• [Text section]:
══════════════════════════════

1626 – DEATH OF SIR FRANCIS BACON, PHILOSOPHER, BRITISH LORD CHANCELLOR
“If money be not thy servant, it will be thy master. The covetous man cannot so properly be said to possess wealth, as that may be said to possess him.”

APRIL 10

1816 – CHARTER APPROVED FOR INCORPORATING THE SECOND NATIONAL BANK OF THE UNITED STATES
As with the earlier Bank of the United States, the Second National Bank of the United States was private with many of the largest investors foreigners and those representing great wealth. Congress chartered (licensed) the bank for 20 years. It’s worth remembering that corporate charters are democratic tools once used by sovereign people (that would be We the People) to control and define corporate actions. As a result of bank practices geared to serving the interests of banks/bankers, (including limiting the issuance of money into the economy – which triggered economic stagnation), President Jackson pledged that the bank would not be issued a new charter after its 20-year charter ended. Without a charter – which provides those forming corporations certain legal protections (then and now) – corporations cannot exist.

══════════════════════════════

• [Material supplied]:
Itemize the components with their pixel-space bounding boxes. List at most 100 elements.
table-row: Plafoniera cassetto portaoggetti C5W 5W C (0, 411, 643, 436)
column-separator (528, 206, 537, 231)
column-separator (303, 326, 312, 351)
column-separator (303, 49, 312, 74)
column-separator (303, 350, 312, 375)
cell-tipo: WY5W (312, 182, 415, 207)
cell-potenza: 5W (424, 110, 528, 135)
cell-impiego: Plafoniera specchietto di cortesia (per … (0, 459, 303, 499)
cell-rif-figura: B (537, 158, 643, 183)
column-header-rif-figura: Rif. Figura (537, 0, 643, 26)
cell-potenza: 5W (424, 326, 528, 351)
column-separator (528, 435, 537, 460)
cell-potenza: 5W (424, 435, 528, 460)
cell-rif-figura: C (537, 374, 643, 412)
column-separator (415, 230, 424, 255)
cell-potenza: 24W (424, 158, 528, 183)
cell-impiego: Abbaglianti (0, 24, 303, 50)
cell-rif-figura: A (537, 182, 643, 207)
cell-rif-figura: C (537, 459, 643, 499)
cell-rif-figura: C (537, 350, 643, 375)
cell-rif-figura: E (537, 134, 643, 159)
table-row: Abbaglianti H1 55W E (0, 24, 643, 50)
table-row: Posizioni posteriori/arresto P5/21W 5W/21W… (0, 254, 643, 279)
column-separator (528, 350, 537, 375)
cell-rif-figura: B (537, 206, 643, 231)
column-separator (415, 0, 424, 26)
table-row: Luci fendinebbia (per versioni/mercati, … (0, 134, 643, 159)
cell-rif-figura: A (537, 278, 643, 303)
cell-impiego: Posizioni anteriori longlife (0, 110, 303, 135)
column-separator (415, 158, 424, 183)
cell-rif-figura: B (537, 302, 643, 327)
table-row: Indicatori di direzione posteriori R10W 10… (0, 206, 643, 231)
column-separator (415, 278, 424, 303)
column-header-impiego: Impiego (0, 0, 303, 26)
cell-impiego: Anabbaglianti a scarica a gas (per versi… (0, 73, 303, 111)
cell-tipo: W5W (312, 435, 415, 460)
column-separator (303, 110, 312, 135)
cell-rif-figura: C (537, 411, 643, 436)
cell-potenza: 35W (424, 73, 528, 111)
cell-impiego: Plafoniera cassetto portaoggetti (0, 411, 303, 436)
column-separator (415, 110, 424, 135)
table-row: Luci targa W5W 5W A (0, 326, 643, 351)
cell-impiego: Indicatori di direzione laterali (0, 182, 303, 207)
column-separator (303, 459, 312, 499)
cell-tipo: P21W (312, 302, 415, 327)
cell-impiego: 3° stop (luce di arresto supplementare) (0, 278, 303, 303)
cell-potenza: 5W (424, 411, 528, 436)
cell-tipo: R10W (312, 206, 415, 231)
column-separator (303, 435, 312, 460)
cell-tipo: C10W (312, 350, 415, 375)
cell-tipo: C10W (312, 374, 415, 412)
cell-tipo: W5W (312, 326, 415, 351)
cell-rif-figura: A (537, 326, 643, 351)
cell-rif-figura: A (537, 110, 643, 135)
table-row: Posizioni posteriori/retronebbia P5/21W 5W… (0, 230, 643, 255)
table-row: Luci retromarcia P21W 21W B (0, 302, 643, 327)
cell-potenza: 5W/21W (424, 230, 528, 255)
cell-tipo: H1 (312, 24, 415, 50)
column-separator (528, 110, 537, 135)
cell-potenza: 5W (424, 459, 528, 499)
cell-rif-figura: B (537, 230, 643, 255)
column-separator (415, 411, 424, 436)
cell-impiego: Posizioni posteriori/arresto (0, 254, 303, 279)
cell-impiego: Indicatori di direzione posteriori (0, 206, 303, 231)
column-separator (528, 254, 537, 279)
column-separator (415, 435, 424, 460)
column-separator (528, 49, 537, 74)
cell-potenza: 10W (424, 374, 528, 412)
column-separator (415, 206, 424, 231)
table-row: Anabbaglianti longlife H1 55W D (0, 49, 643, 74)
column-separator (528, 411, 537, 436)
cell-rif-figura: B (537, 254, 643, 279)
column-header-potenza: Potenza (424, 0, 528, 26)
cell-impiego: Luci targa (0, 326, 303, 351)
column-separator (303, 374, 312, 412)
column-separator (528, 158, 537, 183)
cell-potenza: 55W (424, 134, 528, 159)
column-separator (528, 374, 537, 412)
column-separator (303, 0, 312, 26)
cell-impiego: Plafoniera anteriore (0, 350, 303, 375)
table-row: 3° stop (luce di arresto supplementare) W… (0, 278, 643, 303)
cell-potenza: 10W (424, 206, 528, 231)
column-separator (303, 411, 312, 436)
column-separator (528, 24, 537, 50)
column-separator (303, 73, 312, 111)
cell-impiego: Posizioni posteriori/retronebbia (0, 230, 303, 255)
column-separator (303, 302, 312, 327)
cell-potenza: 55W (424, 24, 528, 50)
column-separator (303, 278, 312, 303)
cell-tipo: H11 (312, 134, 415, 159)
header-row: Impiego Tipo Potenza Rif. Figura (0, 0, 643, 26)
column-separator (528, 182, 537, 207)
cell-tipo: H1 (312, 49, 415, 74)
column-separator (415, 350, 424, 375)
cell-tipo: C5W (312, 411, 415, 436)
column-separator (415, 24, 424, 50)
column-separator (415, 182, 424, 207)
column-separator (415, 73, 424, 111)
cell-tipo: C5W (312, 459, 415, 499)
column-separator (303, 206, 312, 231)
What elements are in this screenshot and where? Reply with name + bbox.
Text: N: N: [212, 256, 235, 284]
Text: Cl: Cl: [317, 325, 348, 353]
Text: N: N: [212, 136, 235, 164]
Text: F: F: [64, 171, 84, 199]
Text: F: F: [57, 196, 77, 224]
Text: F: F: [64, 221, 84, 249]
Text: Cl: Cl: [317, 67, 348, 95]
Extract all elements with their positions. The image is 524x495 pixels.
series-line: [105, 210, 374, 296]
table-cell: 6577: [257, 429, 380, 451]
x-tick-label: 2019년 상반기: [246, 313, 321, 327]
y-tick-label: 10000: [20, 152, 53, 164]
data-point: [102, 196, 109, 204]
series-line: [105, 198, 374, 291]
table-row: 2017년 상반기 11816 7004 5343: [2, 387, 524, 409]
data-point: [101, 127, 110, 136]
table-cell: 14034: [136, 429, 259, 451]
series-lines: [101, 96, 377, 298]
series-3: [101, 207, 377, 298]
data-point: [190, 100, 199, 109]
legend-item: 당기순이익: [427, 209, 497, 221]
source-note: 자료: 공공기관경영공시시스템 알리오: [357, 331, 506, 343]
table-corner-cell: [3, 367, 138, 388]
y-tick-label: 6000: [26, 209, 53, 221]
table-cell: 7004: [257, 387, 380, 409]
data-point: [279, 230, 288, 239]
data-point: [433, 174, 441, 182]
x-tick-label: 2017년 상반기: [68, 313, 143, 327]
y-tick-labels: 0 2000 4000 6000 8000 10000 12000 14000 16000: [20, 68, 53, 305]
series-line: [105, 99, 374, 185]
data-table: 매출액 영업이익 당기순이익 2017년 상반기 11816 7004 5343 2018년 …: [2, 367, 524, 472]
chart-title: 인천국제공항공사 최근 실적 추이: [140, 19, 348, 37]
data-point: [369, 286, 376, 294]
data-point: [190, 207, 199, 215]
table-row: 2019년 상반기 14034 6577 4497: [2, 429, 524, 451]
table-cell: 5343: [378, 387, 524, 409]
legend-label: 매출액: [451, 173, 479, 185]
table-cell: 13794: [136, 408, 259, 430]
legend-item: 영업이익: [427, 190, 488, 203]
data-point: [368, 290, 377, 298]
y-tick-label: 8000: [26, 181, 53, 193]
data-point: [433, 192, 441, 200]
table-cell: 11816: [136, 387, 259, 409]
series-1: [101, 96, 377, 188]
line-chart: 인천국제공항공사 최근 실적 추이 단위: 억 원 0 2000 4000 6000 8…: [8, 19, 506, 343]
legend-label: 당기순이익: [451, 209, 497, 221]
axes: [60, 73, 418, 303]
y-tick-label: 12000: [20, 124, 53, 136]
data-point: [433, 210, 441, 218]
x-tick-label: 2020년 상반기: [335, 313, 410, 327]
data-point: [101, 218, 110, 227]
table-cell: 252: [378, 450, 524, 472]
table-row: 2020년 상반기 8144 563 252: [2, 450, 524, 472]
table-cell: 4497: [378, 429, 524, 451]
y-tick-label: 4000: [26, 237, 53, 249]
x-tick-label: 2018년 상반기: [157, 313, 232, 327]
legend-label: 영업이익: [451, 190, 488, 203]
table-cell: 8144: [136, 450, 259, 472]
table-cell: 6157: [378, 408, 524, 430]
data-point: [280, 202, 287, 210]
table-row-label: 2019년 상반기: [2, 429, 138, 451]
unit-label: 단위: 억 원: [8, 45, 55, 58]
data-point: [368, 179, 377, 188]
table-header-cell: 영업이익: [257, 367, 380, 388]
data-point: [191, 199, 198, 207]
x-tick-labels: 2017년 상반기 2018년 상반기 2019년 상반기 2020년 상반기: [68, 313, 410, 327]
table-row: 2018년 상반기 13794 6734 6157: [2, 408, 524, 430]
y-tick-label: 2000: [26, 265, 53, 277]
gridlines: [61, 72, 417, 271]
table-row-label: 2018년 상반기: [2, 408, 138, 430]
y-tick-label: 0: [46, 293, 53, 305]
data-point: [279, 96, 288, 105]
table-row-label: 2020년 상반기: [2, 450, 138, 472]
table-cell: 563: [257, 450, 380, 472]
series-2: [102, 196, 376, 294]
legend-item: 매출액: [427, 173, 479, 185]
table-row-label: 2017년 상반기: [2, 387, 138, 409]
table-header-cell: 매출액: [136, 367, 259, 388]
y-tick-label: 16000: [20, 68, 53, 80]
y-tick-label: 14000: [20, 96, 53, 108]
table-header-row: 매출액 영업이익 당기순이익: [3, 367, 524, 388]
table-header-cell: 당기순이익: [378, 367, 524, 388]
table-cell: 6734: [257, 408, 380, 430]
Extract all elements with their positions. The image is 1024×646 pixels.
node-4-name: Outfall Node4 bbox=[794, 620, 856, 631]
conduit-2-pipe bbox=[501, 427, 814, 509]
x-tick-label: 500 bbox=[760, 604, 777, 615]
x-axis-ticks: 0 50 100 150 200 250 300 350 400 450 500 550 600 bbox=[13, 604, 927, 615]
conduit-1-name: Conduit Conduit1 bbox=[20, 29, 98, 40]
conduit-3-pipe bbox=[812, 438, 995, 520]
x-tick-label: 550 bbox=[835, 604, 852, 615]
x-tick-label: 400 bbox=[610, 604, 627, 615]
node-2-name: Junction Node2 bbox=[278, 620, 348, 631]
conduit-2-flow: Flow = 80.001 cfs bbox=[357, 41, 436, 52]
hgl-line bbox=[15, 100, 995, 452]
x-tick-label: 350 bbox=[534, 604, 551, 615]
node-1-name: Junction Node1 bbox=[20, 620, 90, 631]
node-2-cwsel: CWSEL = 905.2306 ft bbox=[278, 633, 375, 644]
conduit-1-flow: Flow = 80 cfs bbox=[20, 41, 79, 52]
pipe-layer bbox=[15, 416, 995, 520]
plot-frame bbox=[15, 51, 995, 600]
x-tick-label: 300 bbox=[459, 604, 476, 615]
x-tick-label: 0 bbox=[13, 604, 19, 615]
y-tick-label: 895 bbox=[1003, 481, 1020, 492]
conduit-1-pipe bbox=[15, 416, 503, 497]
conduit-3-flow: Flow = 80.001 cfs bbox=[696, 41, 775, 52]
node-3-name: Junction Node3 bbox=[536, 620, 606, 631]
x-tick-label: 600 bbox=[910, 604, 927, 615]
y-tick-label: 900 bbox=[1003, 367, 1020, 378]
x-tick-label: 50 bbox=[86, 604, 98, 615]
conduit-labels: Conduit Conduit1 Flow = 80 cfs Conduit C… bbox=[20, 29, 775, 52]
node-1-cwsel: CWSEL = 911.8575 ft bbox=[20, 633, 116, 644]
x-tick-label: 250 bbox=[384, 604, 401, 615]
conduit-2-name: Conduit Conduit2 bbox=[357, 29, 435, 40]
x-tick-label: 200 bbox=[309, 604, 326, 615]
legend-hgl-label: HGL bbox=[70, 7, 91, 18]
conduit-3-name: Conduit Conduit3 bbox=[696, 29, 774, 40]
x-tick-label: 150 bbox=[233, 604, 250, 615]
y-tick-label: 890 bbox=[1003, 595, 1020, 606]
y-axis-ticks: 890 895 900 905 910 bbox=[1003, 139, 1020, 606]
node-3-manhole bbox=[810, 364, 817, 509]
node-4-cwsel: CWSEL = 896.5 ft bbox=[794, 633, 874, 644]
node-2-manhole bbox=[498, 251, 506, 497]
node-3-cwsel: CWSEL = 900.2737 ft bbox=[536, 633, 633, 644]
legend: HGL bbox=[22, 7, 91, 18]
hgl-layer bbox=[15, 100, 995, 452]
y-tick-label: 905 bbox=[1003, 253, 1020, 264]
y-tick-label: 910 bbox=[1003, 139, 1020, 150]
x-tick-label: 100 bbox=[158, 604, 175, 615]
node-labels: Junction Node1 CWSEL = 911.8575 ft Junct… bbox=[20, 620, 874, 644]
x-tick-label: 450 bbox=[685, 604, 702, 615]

══════════════════════════════

• [Requirements]:
1) Using the text on Bacon and the Second National Bank, say whether each statement agrees with it, answering yes or no and quoting the words that decide it. (a) Congress chartered the Second National Bank for 20 years. (b) The Second National Bank was a public institution. (c) President Jackson pledged to grant the bank a new charter.
2) Retype the records from their first line through the line with "cell-impiego: Plafoniera specchietto", keeping every line as it stands.

• [Solutions below]:
1)
(a) Yes: "Congress chartered (licensed) the bank for 20 years."
(b) No: "the Second National Bank of the United States was private"
(c) No: "President Jackson pledged that the bank would not be issued a new charter after its 20-year charter ended."

2)
Itemize the components with their pixel-space bounding boxes. List at most 100 elements.
table-row: Plafoniera cassetto portaoggetti C5W 5W C (0, 411, 643, 436)
column-separator (528, 206, 537, 231)
column-separator (303, 326, 312, 351)
column-separator (303, 49, 312, 74)
column-separator (303, 350, 312, 375)
cell-tipo: WY5W (312, 182, 415, 207)
cell-potenza: 5W (424, 110, 528, 135)
cell-impiego: Plafoniera specchietto di cortesia (per … (0, 459, 303, 499)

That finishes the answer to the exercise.